● To do
Give the data below again, word for word.

[START OF Given data]

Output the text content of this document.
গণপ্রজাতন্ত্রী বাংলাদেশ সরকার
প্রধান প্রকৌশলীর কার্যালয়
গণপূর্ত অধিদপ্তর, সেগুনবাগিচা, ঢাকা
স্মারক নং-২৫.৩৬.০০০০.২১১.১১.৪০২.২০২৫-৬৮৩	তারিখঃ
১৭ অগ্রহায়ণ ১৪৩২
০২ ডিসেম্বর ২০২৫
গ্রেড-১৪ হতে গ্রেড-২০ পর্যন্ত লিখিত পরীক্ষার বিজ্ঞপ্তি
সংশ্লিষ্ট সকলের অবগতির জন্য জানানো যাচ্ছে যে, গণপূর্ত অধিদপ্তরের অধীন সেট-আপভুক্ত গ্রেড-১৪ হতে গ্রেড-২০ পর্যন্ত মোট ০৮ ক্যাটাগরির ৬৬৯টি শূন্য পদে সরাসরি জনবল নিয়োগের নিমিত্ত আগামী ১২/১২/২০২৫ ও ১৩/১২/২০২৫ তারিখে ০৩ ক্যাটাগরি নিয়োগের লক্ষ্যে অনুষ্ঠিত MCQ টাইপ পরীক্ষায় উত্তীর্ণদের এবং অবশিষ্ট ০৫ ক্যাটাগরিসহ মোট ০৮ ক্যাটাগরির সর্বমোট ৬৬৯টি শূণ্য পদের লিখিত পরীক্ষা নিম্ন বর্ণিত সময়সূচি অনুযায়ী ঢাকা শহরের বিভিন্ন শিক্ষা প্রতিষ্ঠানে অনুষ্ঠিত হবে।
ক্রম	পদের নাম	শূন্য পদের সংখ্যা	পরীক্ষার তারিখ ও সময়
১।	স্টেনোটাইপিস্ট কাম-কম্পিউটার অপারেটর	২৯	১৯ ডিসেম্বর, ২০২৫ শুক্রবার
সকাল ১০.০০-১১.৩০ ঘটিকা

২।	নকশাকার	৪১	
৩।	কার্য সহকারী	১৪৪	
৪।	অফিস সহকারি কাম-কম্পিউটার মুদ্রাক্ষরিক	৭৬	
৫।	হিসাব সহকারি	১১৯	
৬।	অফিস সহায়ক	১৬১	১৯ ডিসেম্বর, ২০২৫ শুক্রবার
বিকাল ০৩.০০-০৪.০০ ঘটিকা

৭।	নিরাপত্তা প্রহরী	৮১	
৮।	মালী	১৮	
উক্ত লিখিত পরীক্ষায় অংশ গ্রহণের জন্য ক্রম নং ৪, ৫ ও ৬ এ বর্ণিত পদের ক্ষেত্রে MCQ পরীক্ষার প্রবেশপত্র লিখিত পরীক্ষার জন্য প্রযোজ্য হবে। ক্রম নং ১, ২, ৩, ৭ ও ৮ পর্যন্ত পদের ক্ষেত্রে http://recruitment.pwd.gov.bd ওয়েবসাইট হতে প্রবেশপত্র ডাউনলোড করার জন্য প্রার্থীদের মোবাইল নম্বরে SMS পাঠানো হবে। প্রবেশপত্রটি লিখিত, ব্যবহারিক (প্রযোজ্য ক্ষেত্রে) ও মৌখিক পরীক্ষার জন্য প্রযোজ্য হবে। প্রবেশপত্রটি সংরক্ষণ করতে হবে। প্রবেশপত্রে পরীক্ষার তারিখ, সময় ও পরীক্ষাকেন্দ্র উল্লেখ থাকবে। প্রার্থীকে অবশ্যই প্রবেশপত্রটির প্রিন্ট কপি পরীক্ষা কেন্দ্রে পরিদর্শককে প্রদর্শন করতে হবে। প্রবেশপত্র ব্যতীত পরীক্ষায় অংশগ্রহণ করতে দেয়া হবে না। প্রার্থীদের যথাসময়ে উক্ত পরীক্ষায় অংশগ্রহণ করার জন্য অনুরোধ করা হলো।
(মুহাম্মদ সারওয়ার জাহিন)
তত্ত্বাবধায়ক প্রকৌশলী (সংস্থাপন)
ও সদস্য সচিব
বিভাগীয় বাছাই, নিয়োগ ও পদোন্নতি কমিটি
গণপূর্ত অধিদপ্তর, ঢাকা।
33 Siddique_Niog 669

[END OF Given data]

● The result
Output the text content of this document.
গণপ্রজাতন্ত্রী বাংলাদেশ সরকার
প্রধান প্রকৌশলীর কার্যালয়
গণপূর্ত অধিদপ্তর, সেগুনবাগিচা, ঢাকা
স্মারক নং-২৫.৩৬.০০০০.২১১.১১.৪০২.২০২৫-৬৮৩	তারিখঃ
১৭ অগ্রহায়ণ ১৪৩২
০২ ডিসেম্বর ২০২৫
গ্রেড-১৪ হতে গ্রেড-২০ পর্যন্ত লিখিত পরীক্ষার বিজ্ঞপ্তি
সংশ্লিষ্ট সকলের অবগতির জন্য জানানো যাচ্ছে যে, গণপূর্ত অধিদপ্তরের অধীন সেট-আপভুক্ত গ্রেড-১৪ হতে গ্রেড-২০ পর্যন্ত মোট ০৮ ক্যাটাগরির ৬৬৯টি শূন্য পদে সরাসরি জনবল নিয়োগের নিমিত্ত আগামী ১২/১২/২০২৫ ও ১৩/১২/২০২৫ তারিখে ০৩ ক্যাটাগরি নিয়োগের লক্ষ্যে অনুষ্ঠিত MCQ টাইপ পরীক্ষায় উত্তীর্ণদের এবং অবশিষ্ট ০৫ ক্যাটাগরিসহ মোট ০৮ ক্যাটাগরির সর্বমোট ৬৬৯টি শূণ্য পদের লিখিত পরীক্ষা নিম্ন বর্ণিত সময়সূচি অনুযায়ী ঢাকা শহরের বিভিন্ন শিক্ষা প্রতিষ্ঠানে অনুষ্ঠিত হবে।
ক্রম	পদের নাম	শূন্য পদের সংখ্যা	পরীক্ষার তারিখ ও সময়
১।	স্টেনোটাইপিস্ট কাম-কম্পিউটার অপারেটর	২৯	১৯ ডিসেম্বর, ২০২৫ শুক্রবার
সকাল ১০.০০-১১.৩০ ঘটিকা

২।	নকশাকার	৪১	
৩।	কার্য সহকারী	১৪৪	
৪।	অফিস সহকারি কাম-কম্পিউটার মুদ্রাক্ষরিক	৭৬	
৫।	হিসাব সহকারি	১১৯	
৬।	অফিস সহায়ক	১৬১	১৯ ডিসেম্বর, ২০২৫ শুক্রবার
বিকাল ০৩.০০-০৪.০০ ঘটিকা

৭।	নিরাপত্তা প্রহরী	৮১	
৮।	মালী	১৮	
উক্ত লিখিত পরীক্ষায় অংশ গ্রহণের জন্য ক্রম নং ৪, ৫ ও ৬ এ বর্ণিত পদের ক্ষেত্রে MCQ পরীক্ষার প্রবেশপত্র লিখিত পরীক্ষার জন্য প্রযোজ্য হবে। ক্রম নং ১, ২, ৩, ৭ ও ৮ পর্যন্ত পদের ক্ষেত্রে http://recruitment.pwd.gov.bd ওয়েবসাইট হতে প্রবেশপত্র ডাউনলোড করার জন্য প্রার্থীদের মোবাইল নম্বরে SMS পাঠানো হবে। প্রবেশপত্রটি লিখিত, ব্যবহারিক (প্রযোজ্য ক্ষেত্রে) ও মৌখিক পরীক্ষার জন্য প্রযোজ্য হবে। প্রবেশপত্রটি সংরক্ষণ করতে হবে। প্রবেশপত্রে পরীক্ষার তারিখ, সময় ও পরীক্ষাকেন্দ্র উল্লেখ থাকবে। প্রার্থীকে অবশ্যই প্রবেশপত্রটির প্রিন্ট কপি পরীক্ষা কেন্দ্রে পরিদর্শককে প্রদর্শন করতে হবে। প্রবেশপত্র ব্যতীত পরীক্ষায় অংশগ্রহণ করতে দেয়া হবে না। প্রার্থীদের যথাসময়ে উক্ত পরীক্ষায় অংশগ্রহণ করার জন্য অনুরোধ করা হলো।
(মুহাম্মদ সারওয়ার জাহিন)
তত্ত্বাবধায়ক প্রকৌশলী (সংস্থাপন)
ও সদস্য সচিব
বিভাগীয় বাছাই, নিয়োগ ও পদোন্নতি কমিটি
গণপূর্ত অধিদপ্তর, ঢাকা।
33 Siddique_Niog 669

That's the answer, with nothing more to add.